> [EXTRAIT DU TEXTE]:
════════════════

Au cœur du Sénégal, dans la périphérie de la sainte ville de Touba, le village de Guédé Bousso incarne une application vivante et concrète de la charia qui transcende les débats théoriques. Fondé en 1917 par Serigne Moulaye Bousso, disciple du fondateur du mouridisme, ce village s’est transformé en un laboratoire unique où la loi islamique rythme le quotidien des habitants. Comme l’explique Cheikhouna Bousso, arrière-petit-fils du fondateur et interrogé par L’Observateur.
Il explique que « la charia n’est pas une notion abstraite, mais une réalité vécue » qui s’étend bien au-delà des piliers traditionnels de l’islam pour encadrer l’ensemble de la vie sociale, des relations conjugales aux différends entre voisins.
Le rituel de purification par la flagellation, qui se déroule devant la grande mosquée du village, représente la manifestation la plus visible de cette application de la charia. Contrairement à une justice imposée, cette pratique repose sur une adhésion volontaire, où les fidèles viennent chercher la rédemption par cent coups de fouet administrés selon un protocole rigoureux.
Comme le précise le guide spirituel, « il n’y a pas de contrainte » dans cette démarche qui s’inscrit dans une logique de purification spirituelle plutôt que de punition. Le témoignage d’Aïssatou, cette femme venue expier un acte sexuel prénuptial, illustre cette quête de rachat : « Je vivais avec un nœud dans la poitrine » confie-t-elle, avant d’ajouter après la cérémonie « je me sens enfin libre ».

════════════════

> [MATÉRIEL PRÉSENTÉ]:
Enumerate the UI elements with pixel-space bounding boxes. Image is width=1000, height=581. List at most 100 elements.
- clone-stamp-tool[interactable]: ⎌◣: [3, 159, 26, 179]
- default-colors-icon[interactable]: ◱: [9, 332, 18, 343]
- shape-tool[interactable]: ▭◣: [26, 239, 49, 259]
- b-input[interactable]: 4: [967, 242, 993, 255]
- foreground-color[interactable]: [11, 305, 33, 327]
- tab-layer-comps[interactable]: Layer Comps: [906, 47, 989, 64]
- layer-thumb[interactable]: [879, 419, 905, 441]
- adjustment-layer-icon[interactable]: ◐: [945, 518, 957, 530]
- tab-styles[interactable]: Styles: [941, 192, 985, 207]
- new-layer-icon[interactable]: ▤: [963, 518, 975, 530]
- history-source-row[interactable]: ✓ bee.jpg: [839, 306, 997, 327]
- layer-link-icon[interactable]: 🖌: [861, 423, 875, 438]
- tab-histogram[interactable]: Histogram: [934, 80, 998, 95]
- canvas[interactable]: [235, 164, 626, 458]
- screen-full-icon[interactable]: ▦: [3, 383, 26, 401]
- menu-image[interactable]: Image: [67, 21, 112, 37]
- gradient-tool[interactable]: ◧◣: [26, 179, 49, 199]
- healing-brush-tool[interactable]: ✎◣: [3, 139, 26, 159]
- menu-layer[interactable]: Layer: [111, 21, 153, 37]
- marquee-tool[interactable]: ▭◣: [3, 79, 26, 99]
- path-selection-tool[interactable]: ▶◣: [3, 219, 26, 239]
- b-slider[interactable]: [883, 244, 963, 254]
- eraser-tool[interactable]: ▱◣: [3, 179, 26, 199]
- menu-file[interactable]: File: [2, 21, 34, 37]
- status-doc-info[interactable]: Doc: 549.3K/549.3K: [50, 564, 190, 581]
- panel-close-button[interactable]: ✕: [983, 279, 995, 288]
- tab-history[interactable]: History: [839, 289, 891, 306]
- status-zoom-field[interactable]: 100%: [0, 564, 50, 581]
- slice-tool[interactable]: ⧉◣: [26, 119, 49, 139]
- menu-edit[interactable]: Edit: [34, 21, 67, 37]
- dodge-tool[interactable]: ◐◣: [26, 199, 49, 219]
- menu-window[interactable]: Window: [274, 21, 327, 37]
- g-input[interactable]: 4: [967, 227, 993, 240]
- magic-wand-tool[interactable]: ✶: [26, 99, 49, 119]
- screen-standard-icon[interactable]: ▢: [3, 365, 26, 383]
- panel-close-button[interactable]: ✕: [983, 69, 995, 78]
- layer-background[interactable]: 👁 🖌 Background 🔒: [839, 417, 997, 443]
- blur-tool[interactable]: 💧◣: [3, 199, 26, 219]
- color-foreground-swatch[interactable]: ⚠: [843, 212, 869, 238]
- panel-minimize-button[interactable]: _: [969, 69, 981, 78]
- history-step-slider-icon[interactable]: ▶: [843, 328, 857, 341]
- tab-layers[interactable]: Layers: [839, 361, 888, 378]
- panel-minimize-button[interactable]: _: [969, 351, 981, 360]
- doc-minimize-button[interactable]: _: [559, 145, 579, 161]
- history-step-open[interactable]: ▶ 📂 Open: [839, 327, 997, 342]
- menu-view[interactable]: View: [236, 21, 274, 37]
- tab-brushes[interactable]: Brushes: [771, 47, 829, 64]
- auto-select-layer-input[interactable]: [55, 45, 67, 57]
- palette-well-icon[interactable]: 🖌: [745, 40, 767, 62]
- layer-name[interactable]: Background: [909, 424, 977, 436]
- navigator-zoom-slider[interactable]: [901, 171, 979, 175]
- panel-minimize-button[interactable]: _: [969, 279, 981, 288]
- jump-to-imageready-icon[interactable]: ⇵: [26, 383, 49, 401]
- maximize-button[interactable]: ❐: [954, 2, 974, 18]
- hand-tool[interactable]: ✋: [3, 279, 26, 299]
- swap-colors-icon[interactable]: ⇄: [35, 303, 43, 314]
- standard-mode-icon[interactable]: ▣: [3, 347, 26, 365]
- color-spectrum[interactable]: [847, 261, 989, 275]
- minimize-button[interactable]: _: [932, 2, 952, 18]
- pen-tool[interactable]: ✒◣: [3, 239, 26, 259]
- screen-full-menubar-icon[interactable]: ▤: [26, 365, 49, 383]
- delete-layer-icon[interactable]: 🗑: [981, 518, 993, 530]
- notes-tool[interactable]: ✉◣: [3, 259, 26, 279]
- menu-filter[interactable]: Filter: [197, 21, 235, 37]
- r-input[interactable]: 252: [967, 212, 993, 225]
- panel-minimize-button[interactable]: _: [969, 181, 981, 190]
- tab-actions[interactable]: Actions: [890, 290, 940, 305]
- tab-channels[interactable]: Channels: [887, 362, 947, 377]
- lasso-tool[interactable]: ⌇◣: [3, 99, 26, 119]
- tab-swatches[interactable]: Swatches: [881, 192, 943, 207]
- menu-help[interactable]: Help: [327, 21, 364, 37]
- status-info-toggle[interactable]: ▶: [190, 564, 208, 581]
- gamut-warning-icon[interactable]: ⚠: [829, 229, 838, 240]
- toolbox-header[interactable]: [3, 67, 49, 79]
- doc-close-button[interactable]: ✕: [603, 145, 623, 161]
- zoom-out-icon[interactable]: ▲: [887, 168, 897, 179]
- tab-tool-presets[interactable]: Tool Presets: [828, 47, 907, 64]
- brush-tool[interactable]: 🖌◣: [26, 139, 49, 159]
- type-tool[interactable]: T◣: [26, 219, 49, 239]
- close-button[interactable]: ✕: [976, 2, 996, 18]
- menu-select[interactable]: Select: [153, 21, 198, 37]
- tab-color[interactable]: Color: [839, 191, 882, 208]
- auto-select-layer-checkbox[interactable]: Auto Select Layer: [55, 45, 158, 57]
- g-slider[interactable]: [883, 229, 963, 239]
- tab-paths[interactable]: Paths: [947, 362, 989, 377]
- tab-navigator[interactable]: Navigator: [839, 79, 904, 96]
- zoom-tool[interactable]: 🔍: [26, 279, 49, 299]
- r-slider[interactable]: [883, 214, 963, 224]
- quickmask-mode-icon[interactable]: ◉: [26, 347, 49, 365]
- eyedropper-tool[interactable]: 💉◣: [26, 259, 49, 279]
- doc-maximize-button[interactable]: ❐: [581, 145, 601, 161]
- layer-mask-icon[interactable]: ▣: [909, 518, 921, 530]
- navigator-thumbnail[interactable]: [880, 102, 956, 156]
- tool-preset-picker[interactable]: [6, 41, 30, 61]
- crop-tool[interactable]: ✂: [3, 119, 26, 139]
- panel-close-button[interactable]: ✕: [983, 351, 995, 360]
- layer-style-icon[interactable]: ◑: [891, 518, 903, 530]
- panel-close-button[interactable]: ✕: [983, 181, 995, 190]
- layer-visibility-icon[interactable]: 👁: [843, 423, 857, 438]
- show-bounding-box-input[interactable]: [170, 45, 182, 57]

════════════════

> [TRAVAIL À FAIRE]:
**a.** Résumez en deux phrases le texte sur le village de Guédé Bousso.
**b.** Rédigez la suite du texte sur le village de Guédé Bousso, en reprenant juste après sa dernière phrase.

> [RÉPONSES DANS L'ORDRE]:
**a.** Fondé en 1917 près de Touba par Serigne Moulaye Bousso, disciple du fondateur du mouridisme, le village de Guédé Bousso applique la charia à toute la vie sociale, des relations conjugales aux différends entre voisins. Sa pratique la plus visible est la flagellation de cent coups de fouet devant la grande mosquée, que les fidèles acceptent volontairement pour se purifier, comme Aïssatou, venue expier un acte sexuel prénuptial.

**b.**
La pratique de la charia à Guédé Bousso suit des règles précises et différenciées. Le journal indique que si la fornication est effectivement sanctionnée par cent coups de fouet, d’autres transgressions comme l’adultère ou le vol font l’objet d’approches différentes, l’accent étant mis sur le repentir sincère plutôt que sur le châtiment corporel. Cette application nuancée témoigne d’une compréhension profonde des textes islamiques et de leurs conditions d’application, où la preuve et l’intention jouent un rôle central.
À Guédé Bousso comme à Touba, la loi religieuse coexiste avec le droit étatique, créant un espace normatif hybride où la charia s’applique principalement dans le domaine moral et spirituel. Cette coexistence, bien que source de débats notamment auprès des organisations de défense des droits humains, représente pour les habitants une manifestation tangible de leur foi, où la recherche de la paix intérieure passe par l’application concrète des préceptes islamiques tels qu’ils les comprennent et les pratiquent depuis des générations.